Task statement>
Filter the listing below, copying every line in which the word "name" appears.

Items>
══════════

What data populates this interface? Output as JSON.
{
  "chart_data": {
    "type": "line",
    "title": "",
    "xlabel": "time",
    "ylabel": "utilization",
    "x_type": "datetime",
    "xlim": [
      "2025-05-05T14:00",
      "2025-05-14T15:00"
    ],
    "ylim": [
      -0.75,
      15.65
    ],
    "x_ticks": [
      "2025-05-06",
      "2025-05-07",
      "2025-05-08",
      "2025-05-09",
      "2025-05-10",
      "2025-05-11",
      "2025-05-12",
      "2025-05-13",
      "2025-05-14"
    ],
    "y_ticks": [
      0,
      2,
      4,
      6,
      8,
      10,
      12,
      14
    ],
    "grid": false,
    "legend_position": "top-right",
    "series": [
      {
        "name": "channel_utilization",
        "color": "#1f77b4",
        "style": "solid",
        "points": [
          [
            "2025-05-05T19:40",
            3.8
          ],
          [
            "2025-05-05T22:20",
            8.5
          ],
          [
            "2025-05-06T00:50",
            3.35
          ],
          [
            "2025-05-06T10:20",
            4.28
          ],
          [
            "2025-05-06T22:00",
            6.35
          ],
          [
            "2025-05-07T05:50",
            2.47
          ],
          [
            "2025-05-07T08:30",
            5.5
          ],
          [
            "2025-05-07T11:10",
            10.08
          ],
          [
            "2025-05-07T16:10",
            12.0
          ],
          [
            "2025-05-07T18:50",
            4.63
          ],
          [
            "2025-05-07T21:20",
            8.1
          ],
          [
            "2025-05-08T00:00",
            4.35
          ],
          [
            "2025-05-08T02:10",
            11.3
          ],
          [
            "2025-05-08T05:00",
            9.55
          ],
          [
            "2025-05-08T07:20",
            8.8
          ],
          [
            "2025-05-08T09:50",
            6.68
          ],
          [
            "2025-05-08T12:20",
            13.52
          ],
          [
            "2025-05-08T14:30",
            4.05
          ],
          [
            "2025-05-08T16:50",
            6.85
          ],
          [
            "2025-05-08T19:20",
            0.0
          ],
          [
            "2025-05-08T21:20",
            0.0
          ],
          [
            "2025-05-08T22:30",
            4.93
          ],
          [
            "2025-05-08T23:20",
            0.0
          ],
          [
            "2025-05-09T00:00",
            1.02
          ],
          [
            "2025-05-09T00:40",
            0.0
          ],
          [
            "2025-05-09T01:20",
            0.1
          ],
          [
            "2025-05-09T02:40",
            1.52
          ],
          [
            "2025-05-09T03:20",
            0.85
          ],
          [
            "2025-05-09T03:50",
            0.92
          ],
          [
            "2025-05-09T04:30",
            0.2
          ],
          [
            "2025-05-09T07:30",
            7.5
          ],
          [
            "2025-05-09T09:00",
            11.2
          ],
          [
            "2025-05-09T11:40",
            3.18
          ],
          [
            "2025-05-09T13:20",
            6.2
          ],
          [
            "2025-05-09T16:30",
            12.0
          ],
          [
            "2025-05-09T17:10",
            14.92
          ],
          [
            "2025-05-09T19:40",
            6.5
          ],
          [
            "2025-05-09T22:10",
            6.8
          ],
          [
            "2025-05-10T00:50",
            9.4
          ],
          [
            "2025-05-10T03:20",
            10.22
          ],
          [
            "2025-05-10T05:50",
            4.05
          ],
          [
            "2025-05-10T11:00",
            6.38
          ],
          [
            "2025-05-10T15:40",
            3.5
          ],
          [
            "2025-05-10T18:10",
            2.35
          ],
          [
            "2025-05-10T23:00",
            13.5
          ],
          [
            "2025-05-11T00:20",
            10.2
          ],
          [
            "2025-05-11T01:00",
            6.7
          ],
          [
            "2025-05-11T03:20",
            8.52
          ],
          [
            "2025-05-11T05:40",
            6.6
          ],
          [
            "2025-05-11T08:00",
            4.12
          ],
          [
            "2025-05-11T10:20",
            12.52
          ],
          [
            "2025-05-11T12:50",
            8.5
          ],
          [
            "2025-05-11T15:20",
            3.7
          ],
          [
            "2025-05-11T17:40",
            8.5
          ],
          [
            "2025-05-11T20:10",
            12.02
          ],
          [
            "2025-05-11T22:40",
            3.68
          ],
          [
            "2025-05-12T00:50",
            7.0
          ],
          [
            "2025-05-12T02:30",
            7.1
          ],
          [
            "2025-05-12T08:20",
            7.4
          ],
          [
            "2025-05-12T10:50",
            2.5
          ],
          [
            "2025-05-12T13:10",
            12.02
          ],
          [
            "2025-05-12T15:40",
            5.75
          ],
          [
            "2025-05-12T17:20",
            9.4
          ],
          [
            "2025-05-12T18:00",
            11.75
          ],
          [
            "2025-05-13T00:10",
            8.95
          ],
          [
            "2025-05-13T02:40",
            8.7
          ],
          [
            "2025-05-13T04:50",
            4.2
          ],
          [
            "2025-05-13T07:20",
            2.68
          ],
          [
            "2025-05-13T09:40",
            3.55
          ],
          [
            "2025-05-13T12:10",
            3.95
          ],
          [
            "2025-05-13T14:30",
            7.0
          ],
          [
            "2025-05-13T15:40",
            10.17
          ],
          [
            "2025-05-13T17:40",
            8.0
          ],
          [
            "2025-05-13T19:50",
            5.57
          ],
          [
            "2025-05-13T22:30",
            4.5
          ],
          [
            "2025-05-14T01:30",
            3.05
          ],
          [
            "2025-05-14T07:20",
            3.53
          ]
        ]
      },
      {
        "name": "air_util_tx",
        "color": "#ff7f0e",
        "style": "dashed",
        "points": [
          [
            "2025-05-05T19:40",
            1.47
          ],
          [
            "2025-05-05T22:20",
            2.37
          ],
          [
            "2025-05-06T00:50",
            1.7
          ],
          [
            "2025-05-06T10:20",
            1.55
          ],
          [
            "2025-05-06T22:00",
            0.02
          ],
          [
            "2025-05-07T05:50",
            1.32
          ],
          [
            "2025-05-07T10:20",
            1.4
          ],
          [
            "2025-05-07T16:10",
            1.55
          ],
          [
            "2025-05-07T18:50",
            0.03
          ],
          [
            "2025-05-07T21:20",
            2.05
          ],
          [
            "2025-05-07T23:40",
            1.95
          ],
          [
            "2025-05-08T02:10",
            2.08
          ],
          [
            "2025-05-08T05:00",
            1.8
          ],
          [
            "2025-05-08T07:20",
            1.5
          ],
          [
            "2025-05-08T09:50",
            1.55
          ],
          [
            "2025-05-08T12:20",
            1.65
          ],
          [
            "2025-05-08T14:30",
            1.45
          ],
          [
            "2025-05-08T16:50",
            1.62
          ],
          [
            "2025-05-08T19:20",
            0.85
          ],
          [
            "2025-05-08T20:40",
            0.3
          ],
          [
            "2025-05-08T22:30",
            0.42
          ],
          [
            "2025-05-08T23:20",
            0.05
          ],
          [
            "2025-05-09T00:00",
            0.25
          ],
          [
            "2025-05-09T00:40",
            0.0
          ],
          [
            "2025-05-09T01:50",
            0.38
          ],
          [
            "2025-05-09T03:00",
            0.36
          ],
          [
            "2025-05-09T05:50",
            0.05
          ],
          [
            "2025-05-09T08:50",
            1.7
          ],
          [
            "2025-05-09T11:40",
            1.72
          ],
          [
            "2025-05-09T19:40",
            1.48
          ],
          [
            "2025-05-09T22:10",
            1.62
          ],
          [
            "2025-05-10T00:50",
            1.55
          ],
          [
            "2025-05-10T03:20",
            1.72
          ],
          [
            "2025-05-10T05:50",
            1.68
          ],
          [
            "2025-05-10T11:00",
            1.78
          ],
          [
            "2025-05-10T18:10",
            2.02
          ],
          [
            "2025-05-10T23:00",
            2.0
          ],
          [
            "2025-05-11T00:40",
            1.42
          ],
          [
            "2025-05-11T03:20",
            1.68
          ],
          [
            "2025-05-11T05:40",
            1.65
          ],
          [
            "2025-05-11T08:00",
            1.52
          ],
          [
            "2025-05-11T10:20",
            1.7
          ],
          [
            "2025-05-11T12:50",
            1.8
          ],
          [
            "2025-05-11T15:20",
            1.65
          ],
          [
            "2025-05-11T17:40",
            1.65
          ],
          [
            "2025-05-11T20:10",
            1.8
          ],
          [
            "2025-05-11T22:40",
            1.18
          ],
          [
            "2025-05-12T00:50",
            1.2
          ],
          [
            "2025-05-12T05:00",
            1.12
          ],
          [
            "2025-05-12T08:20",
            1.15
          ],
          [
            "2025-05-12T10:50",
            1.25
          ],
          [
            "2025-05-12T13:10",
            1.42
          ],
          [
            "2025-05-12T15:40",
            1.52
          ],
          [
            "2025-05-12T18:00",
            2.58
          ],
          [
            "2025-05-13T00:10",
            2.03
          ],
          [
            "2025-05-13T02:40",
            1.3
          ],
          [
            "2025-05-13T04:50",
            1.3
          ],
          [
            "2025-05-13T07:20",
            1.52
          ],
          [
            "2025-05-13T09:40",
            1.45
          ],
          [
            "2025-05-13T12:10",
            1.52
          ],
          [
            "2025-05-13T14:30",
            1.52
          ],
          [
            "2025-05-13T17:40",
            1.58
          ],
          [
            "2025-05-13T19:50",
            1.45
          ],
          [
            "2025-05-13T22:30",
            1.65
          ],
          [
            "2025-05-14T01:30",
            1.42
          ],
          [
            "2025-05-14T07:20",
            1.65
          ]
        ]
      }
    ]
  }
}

══════════

Exercise result>
        "name": "channel_utilization",
        "name": "air_util_tx",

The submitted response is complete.